> Set task
Each entry that follows is to be retyped exactly. Pictures do not belong in the copy.

>> Begin Material shown

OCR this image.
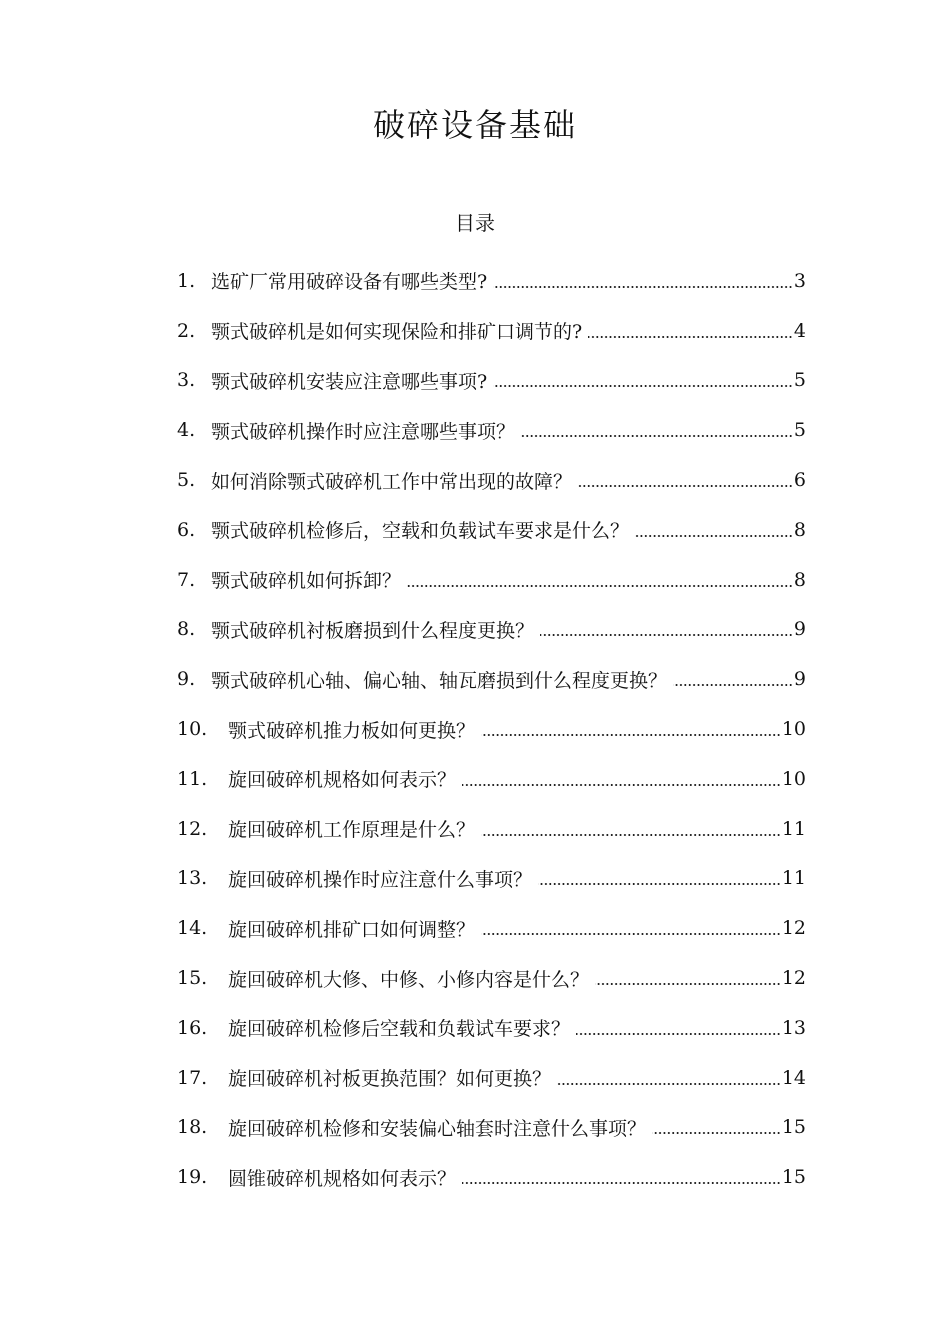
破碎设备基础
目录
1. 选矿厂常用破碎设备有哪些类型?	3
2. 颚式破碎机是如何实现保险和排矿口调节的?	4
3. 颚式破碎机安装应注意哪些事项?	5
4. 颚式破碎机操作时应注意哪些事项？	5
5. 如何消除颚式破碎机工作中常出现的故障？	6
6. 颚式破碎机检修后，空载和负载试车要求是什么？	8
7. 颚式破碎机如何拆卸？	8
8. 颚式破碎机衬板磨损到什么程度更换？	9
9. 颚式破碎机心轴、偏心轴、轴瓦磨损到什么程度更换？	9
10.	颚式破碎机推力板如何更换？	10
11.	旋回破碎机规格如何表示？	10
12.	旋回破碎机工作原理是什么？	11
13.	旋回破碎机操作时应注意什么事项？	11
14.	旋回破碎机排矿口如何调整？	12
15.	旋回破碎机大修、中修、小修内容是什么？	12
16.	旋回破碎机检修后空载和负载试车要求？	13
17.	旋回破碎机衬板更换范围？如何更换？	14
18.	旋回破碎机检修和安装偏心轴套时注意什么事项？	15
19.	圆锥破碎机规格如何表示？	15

>> End Material shown

> Task output
OCR this image.
破碎设备基础
目录
1. 选矿厂常用破碎设备有哪些类型?	3
2. 颚式破碎机是如何实现保险和排矿口调节的?	4
3. 颚式破碎机安装应注意哪些事项?	5
4. 颚式破碎机操作时应注意哪些事项？	5
5. 如何消除颚式破碎机工作中常出现的故障？	6
6. 颚式破碎机检修后，空载和负载试车要求是什么？	8
7. 颚式破碎机如何拆卸？	8
8. 颚式破碎机衬板磨损到什么程度更换？	9
9. 颚式破碎机心轴、偏心轴、轴瓦磨损到什么程度更换？	9
10.	颚式破碎机推力板如何更换？	10
11.	旋回破碎机规格如何表示？	10
12.	旋回破碎机工作原理是什么？	11
13.	旋回破碎机操作时应注意什么事项？	11
14.	旋回破碎机排矿口如何调整？	12
15.	旋回破碎机大修、中修、小修内容是什么？	12
16.	旋回破碎机检修后空载和负载试车要求？	13
17.	旋回破碎机衬板更换范围？如何更换？	14
18.	旋回破碎机检修和安装偏心轴套时注意什么事项？	15
19.	圆锥破碎机规格如何表示？	15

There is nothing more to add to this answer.